_Exercise aim_: Print all the entries verbatim.

_Material provided_:
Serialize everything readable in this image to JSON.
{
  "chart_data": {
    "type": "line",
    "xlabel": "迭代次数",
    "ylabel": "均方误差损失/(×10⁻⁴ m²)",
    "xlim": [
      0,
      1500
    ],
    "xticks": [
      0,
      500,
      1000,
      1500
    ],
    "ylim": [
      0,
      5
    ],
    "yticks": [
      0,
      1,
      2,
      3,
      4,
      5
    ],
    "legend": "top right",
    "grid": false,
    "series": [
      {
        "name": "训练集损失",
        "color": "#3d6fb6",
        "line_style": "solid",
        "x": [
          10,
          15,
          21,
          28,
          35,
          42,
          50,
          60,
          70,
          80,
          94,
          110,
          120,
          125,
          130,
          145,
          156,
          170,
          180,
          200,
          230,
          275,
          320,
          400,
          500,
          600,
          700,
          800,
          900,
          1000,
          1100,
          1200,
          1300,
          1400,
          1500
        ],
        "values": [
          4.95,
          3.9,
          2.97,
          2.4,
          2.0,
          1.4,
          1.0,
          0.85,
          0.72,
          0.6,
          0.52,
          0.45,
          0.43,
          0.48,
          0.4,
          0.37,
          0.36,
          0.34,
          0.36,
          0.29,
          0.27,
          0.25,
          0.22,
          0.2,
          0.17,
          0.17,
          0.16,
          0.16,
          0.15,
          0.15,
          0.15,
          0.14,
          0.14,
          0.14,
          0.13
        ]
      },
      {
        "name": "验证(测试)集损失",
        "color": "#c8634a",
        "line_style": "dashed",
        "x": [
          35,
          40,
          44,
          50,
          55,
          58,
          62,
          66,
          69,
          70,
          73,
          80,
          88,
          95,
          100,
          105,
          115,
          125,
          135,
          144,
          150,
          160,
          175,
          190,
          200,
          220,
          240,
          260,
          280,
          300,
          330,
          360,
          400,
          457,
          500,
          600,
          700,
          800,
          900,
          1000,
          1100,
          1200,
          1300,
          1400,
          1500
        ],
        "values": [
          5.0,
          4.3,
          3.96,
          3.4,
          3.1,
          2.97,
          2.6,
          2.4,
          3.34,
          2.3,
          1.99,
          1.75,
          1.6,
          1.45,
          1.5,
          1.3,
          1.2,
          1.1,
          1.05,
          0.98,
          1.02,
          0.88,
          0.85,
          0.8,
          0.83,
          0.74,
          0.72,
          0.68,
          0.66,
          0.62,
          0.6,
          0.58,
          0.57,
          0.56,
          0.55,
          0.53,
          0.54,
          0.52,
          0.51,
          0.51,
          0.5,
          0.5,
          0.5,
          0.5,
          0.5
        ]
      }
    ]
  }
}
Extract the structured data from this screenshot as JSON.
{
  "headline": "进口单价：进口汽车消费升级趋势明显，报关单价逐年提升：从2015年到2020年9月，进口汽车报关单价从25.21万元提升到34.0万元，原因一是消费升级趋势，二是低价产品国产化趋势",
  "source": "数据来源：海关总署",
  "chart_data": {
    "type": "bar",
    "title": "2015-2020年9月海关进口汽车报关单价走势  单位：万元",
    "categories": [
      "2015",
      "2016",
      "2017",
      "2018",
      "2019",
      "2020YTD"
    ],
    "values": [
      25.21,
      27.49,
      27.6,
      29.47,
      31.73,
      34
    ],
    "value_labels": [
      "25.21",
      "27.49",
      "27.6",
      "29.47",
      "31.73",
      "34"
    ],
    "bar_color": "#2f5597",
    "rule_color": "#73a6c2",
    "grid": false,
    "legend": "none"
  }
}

_Worked answer_:
Serialize everything readable in this image to JSON.
{
  "chart_data": {
    "type": "line",
    "xlabel": "迭代次数",
    "ylabel": "均方误差损失/(×10⁻⁴ m²)",
    "xlim": [
      0,
      1500
    ],
    "xticks": [
      0,
      500,
      1000,
      1500
    ],
    "ylim": [
      0,
      5
    ],
    "yticks": [
      0,
      1,
      2,
      3,
      4,
      5
    ],
    "legend": "top right",
    "grid": false,
    "series": [
      {
        "name": "训练集损失",
        "color": "#3d6fb6",
        "line_style": "solid",
        "x": [
          10,
          15,
          21,
          28,
          35,
          42,
          50,
          60,
          70,
          80,
          94,
          110,
          120,
          125,
          130,
          145,
          156,
          170,
          180,
          200,
          230,
          275,
          320,
          400,
          500,
          600,
          700,
          800,
          900,
          1000,
          1100,
          1200,
          1300,
          1400,
          1500
        ],
        "values": [
          4.95,
          3.9,
          2.97,
          2.4,
          2.0,
          1.4,
          1.0,
          0.85,
          0.72,
          0.6,
          0.52,
          0.45,
          0.43,
          0.48,
          0.4,
          0.37,
          0.36,
          0.34,
          0.36,
          0.29,
          0.27,
          0.25,
          0.22,
          0.2,
          0.17,
          0.17,
          0.16,
          0.16,
          0.15,
          0.15,
          0.15,
          0.14,
          0.14,
          0.14,
          0.13
        ]
      },
      {
        "name": "验证(测试)集损失",
        "color": "#c8634a",
        "line_style": "dashed",
        "x": [
          35,
          40,
          44,
          50,
          55,
          58,
          62,
          66,
          69,
          70,
          73,
          80,
          88,
          95,
          100,
          105,
          115,
          125,
          135,
          144,
          150,
          160,
          175,
          190,
          200,
          220,
          240,
          260,
          280,
          300,
          330,
          360,
          400,
          457,
          500,
          600,
          700,
          800,
          900,
          1000,
          1100,
          1200,
          1300,
          1400,
          1500
        ],
        "values": [
          5.0,
          4.3,
          3.96,
          3.4,
          3.1,
          2.97,
          2.6,
          2.4,
          3.34,
          2.3,
          1.99,
          1.75,
          1.6,
          1.45,
          1.5,
          1.3,
          1.2,
          1.1,
          1.05,
          0.98,
          1.02,
          0.88,
          0.85,
          0.8,
          0.83,
          0.74,
          0.72,
          0.68,
          0.66,
          0.62,
          0.6,
          0.58,
          0.57,
          0.56,
          0.55,
          0.53,
          0.54,
          0.52,
          0.51,
          0.51,
          0.5,
          0.5,
          0.5,
          0.5,
          0.5
        ]
      }
    ]
  }
}
Extract the structured data from this screenshot as JSON.
{
  "headline": "进口单价：进口汽车消费升级趋势明显，报关单价逐年提升：从2015年到2020年9月，进口汽车报关单价从25.21万元提升到34.0万元，原因一是消费升级趋势，二是低价产品国产化趋势",
  "source": "数据来源：海关总署",
  "chart_data": {
    "type": "bar",
    "title": "2015-2020年9月海关进口汽车报关单价走势  单位：万元",
    "categories": [
      "2015",
      "2016",
      "2017",
      "2018",
      "2019",
      "2020YTD"
    ],
    "values": [
      25.21,
      27.49,
      27.6,
      29.47,
      31.73,
      34
    ],
    "value_labels": [
      "25.21",
      "27.49",
      "27.6",
      "29.47",
      "31.73",
      "34"
    ],
    "bar_color": "#2f5597",
    "rule_color": "#73a6c2",
    "grid": false,
    "legend": "none"
  }
}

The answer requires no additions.